Data for this exercise:
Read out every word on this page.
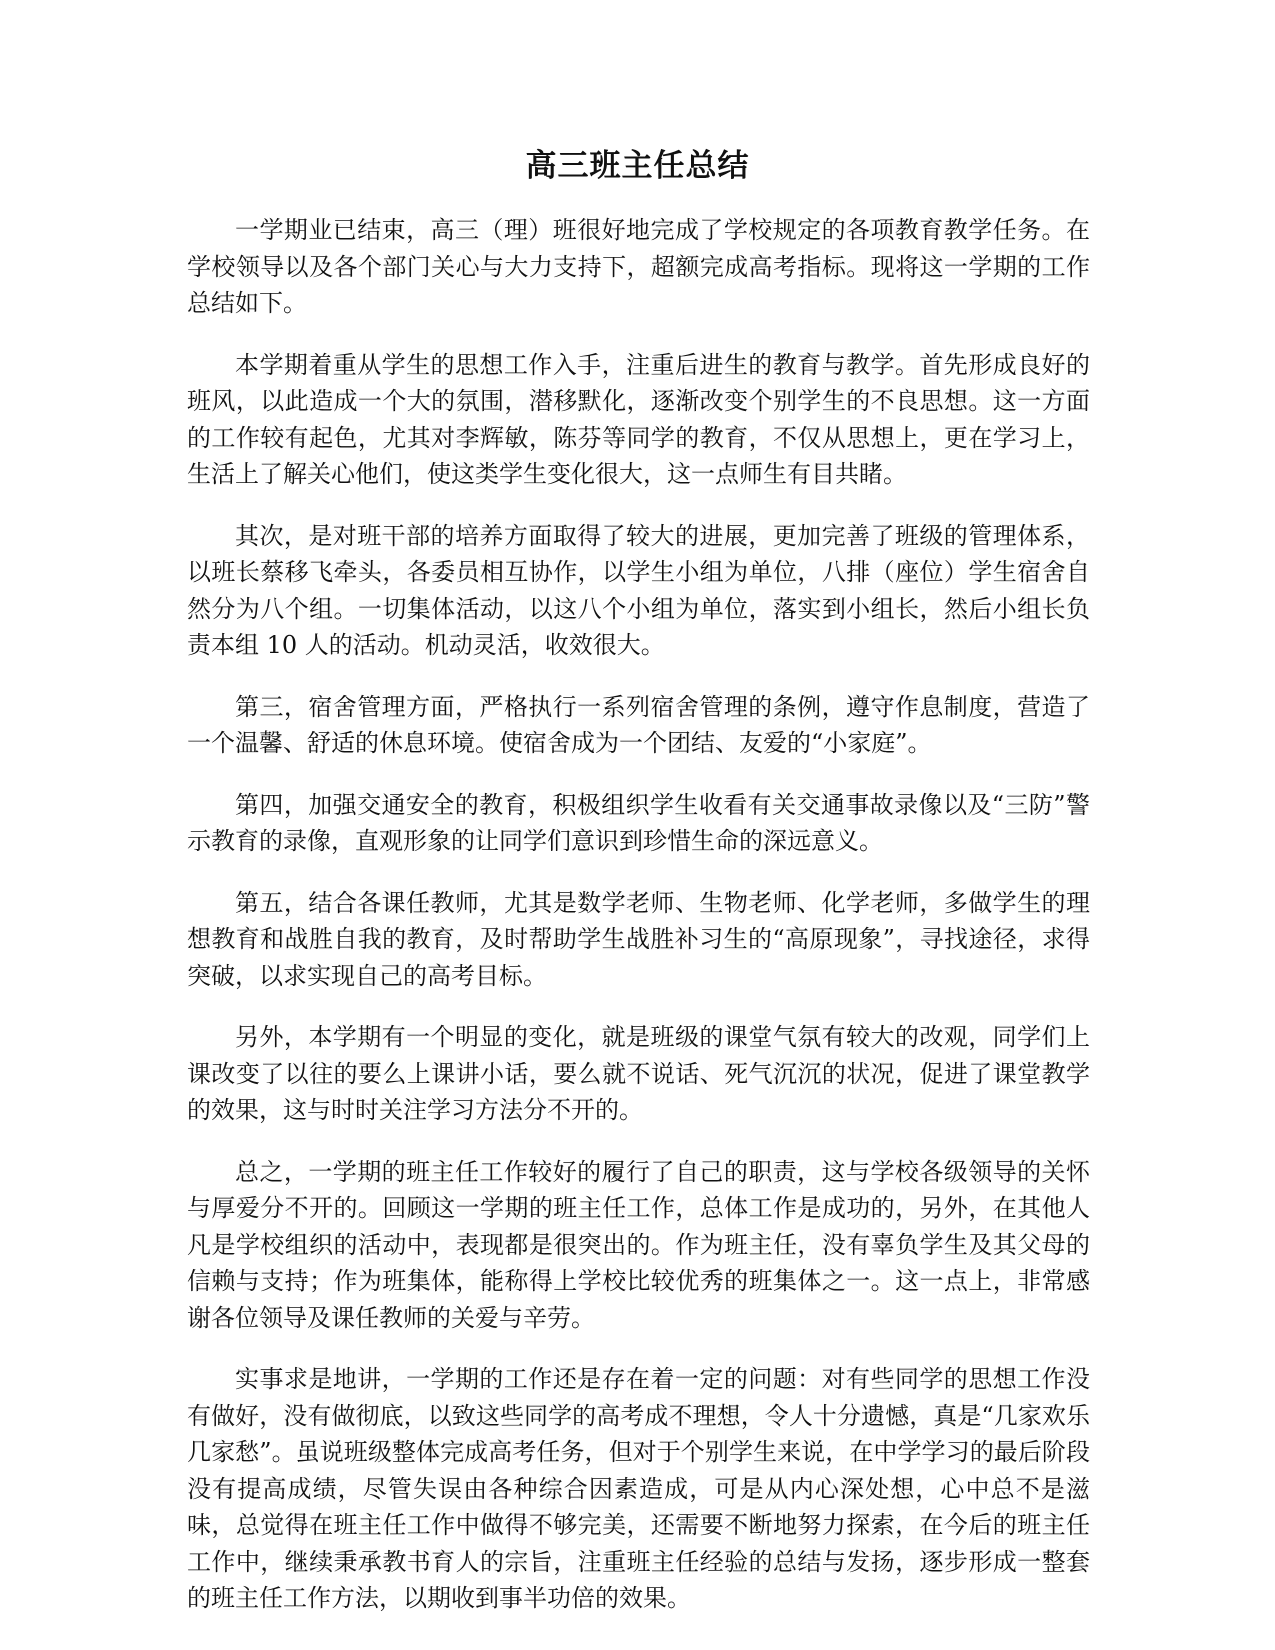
高三班主任总结

一学期业已结束，高三（理）班很好地完成了学校规定的各项教育教学任务。在学校领导以及各个部门关心与大力支持下，超额完成高考指标。现将这一学期的工作总结如下。

本学期着重从学生的思想工作入手，注重后进生的教育与教学。首先形成良好的班风，以此造成一个大的氛围，潜移默化，逐渐改变个别学生的不良思想。这一方面的工作较有起色，尤其对李辉敏，陈芬等同学的教育，不仅从思想上，更在学习上，生活上了解关心他们，使这类学生变化很大，这一点师生有目共睹。

其次，是对班干部的培养方面取得了较大的进展，更加完善了班级的管理体系，以班长蔡移飞牵头，各委员相互协作，以学生小组为单位，八排（座位）学生宿舍自然分为八个组。一切集体活动，以这八个小组为单位，落实到小组长，然后小组长负责本组 10 人的活动。机动灵活，收效很大。

第三，宿舍管理方面，严格执行一系列宿舍管理的条例，遵守作息制度，营造了一个温馨、舒适的休息环境。使宿舍成为一个团结、友爱的“小家庭”。

第四，加强交通安全的教育，积极组织学生收看有关交通事故录像以及“三防”警示教育的录像，直观形象的让同学们意识到珍惜生命的深远意义。

第五，结合各课任教师，尤其是数学老师、生物老师、化学老师，多做学生的理想教育和战胜自我的教育，及时帮助学生战胜补习生的“高原现象”，寻找途径，求得突破，以求实现自己的高考目标。

另外，本学期有一个明显的变化，就是班级的课堂气氛有较大的改观，同学们上课改变了以往的要么上课讲小话，要么就不说话、死气沉沉的状况，促进了课堂教学的效果，这与时时关注学习方法分不开的。

总之，一学期的班主任工作较好的履行了自己的职责，这与学校各级领导的关怀与厚爱分不开的。回顾这一学期的班主任工作，总体工作是成功的，另外，在其他人凡是学校组织的活动中，表现都是很突出的。作为班主任，没有辜负学生及其父母的信赖与支持；作为班集体，能称得上学校比较优秀的班集体之一。这一点上，非常感谢各位领导及课任教师的关爱与辛劳。

实事求是地讲，一学期的工作还是存在着一定的问题：对有些同学的思想工作没有做好，没有做彻底，以致这些同学的高考成不理想，令人十分遗憾，真是“几家欢乐几家愁”。虽说班级整体完成高考任务，但对于个别学生来说，在中学学习的最后阶段没有提高成绩，尽管失误由各种综合因素造成，可是从内心深处想，心中总不是滋味，总觉得在班主任工作中做得不够完美，还需要不断地努力探索，在今后的班主任工作中，继续秉承教书育人的宗旨，注重班主任经验的总结与发扬，逐步形成一整套的班主任工作方法，以期收到事半功倍的效果。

Objective: Retype all the records shown above, character for character. Omit every picture.

Result below:
Read out every word on this page.
高三班主任总结

一学期业已结束，高三（理）班很好地完成了学校规定的各项教育教学任务。在学校领导以及各个部门关心与大力支持下，超额完成高考指标。现将这一学期的工作总结如下。

本学期着重从学生的思想工作入手，注重后进生的教育与教学。首先形成良好的班风，以此造成一个大的氛围，潜移默化，逐渐改变个别学生的不良思想。这一方面的工作较有起色，尤其对李辉敏，陈芬等同学的教育，不仅从思想上，更在学习上，生活上了解关心他们，使这类学生变化很大，这一点师生有目共睹。

其次，是对班干部的培养方面取得了较大的进展，更加完善了班级的管理体系，以班长蔡移飞牵头，各委员相互协作，以学生小组为单位，八排（座位）学生宿舍自然分为八个组。一切集体活动，以这八个小组为单位，落实到小组长，然后小组长负责本组 10 人的活动。机动灵活，收效很大。

第三，宿舍管理方面，严格执行一系列宿舍管理的条例，遵守作息制度，营造了一个温馨、舒适的休息环境。使宿舍成为一个团结、友爱的“小家庭”。

第四，加强交通安全的教育，积极组织学生收看有关交通事故录像以及“三防”警示教育的录像，直观形象的让同学们意识到珍惜生命的深远意义。

第五，结合各课任教师，尤其是数学老师、生物老师、化学老师，多做学生的理想教育和战胜自我的教育，及时帮助学生战胜补习生的“高原现象”，寻找途径，求得突破，以求实现自己的高考目标。

另外，本学期有一个明显的变化，就是班级的课堂气氛有较大的改观，同学们上课改变了以往的要么上课讲小话，要么就不说话、死气沉沉的状况，促进了课堂教学的效果，这与时时关注学习方法分不开的。

总之，一学期的班主任工作较好的履行了自己的职责，这与学校各级领导的关怀与厚爱分不开的。回顾这一学期的班主任工作，总体工作是成功的，另外，在其他人凡是学校组织的活动中，表现都是很突出的。作为班主任，没有辜负学生及其父母的信赖与支持；作为班集体，能称得上学校比较优秀的班集体之一。这一点上，非常感谢各位领导及课任教师的关爱与辛劳。

实事求是地讲，一学期的工作还是存在着一定的问题：对有些同学的思想工作没有做好，没有做彻底，以致这些同学的高考成不理想，令人十分遗憾，真是“几家欢乐几家愁”。虽说班级整体完成高考任务，但对于个别学生来说，在中学学习的最后阶段没有提高成绩，尽管失误由各种综合因素造成，可是从内心深处想，心中总不是滋味，总觉得在班主任工作中做得不够完美，还需要不断地努力探索，在今后的班主任工作中，继续秉承教书育人的宗旨，注重班主任经验的总结与发扬，逐步形成一整套的班主任工作方法，以期收到事半功倍的效果。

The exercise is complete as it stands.